begin

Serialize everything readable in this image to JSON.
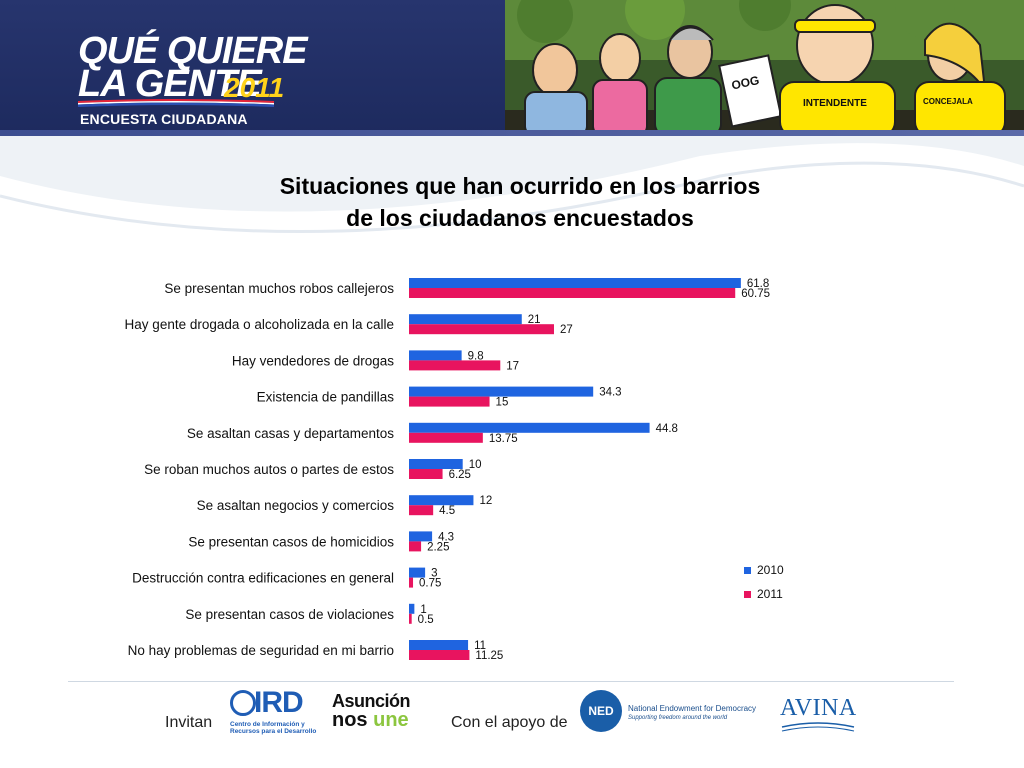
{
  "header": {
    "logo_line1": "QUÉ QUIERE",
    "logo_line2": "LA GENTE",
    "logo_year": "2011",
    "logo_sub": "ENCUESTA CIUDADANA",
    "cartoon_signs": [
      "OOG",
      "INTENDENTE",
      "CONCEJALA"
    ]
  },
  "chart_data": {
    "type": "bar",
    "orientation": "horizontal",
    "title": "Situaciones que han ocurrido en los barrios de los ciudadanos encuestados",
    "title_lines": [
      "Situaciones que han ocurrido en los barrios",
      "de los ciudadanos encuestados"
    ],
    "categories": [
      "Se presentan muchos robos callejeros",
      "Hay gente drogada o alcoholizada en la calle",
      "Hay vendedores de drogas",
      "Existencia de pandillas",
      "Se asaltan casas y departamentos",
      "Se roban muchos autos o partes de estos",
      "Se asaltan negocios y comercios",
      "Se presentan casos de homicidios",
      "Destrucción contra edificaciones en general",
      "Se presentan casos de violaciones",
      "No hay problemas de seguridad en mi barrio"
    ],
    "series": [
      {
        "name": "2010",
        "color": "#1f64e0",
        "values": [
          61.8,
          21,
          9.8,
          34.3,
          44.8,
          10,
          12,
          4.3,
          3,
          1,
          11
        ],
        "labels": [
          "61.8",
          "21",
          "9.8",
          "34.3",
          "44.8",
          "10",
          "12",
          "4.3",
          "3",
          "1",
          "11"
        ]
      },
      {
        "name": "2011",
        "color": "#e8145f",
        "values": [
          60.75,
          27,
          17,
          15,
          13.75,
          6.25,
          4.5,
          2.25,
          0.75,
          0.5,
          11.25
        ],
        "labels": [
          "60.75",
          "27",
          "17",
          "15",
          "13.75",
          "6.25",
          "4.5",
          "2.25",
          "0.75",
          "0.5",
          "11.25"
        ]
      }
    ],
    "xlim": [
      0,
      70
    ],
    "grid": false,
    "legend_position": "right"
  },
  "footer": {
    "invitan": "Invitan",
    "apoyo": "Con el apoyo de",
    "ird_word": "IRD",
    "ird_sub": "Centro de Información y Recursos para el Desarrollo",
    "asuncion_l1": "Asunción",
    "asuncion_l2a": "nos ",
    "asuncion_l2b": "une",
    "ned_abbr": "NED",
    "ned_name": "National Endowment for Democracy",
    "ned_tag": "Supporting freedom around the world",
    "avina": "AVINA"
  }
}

end
begin

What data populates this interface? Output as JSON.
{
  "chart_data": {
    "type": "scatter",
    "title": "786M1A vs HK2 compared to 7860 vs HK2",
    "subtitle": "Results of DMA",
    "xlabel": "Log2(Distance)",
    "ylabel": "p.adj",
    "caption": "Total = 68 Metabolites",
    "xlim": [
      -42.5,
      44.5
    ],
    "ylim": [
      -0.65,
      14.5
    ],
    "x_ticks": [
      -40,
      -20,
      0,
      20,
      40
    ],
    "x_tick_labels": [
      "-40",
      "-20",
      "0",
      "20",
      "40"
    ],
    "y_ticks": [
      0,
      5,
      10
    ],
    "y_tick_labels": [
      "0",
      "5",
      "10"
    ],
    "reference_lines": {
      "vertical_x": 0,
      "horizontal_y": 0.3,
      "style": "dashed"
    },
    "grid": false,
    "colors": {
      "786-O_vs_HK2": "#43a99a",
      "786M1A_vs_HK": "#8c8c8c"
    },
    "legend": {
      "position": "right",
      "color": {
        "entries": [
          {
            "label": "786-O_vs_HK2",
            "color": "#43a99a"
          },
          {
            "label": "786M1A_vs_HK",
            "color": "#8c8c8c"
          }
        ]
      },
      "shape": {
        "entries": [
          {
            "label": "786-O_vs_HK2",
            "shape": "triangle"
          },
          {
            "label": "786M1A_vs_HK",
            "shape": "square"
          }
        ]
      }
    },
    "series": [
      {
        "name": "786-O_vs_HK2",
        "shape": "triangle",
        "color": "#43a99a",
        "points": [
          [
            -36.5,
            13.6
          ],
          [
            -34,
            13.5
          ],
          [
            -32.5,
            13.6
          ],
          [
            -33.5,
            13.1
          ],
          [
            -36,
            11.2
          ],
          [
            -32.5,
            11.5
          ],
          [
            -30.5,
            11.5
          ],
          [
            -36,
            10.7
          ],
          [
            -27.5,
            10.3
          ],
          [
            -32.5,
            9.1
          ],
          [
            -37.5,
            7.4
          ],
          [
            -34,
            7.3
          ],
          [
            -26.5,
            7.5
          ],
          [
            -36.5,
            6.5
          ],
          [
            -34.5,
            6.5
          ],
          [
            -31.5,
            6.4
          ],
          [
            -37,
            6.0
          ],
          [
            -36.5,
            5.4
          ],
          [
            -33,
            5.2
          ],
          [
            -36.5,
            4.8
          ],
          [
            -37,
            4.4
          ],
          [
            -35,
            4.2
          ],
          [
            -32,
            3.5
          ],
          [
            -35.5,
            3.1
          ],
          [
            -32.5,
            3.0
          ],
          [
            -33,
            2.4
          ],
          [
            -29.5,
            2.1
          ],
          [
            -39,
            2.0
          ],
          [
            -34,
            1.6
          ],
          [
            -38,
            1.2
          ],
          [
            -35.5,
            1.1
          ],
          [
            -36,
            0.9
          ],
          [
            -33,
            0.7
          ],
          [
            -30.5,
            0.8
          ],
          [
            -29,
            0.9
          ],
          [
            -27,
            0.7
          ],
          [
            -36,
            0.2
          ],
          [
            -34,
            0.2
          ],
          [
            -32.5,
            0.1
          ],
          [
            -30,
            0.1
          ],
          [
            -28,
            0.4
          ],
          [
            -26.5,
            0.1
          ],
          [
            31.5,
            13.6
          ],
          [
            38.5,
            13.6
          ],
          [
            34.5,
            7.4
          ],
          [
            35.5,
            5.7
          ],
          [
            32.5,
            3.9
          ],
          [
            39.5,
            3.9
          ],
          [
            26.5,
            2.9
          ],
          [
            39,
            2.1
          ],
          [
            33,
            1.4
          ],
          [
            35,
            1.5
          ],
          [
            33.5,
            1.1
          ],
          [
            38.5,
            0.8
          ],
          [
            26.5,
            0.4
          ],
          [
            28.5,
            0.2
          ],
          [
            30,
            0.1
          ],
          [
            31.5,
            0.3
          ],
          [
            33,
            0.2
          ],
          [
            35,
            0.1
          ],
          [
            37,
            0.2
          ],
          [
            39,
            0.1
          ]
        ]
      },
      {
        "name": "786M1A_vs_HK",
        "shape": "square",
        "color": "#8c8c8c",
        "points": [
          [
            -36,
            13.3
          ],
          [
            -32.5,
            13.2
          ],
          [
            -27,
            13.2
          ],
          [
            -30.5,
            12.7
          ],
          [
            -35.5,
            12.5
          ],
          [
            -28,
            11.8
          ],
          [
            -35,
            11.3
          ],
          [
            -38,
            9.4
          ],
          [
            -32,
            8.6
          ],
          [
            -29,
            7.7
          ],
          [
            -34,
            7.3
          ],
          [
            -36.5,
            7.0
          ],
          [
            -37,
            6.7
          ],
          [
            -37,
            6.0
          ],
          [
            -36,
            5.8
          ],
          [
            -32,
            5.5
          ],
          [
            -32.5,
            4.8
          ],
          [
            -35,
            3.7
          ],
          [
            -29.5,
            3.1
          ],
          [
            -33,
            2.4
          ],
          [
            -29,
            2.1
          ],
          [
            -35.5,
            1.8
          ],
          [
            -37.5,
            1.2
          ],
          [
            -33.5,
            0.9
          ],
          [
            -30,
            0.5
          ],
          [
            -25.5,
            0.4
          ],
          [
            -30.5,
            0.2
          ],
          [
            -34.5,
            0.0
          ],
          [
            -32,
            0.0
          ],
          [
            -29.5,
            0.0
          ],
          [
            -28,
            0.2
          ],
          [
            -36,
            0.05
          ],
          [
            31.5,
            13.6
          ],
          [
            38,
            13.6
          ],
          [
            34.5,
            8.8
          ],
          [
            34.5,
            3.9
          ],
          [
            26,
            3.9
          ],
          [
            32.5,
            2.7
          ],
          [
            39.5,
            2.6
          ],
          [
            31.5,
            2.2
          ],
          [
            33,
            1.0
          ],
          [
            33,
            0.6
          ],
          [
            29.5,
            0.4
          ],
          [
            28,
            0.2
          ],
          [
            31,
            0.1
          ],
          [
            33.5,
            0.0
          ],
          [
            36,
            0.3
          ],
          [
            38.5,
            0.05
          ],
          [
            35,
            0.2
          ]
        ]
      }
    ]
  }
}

end

PROMPT:
Consider the entries above and return each line with the string "barrios".

FULL RESPONSE:
    "title": "Situaciones que han ocurrido en los barrios de los ciudadanos encuestados",
      "Situaciones que han ocurrido en los barrios",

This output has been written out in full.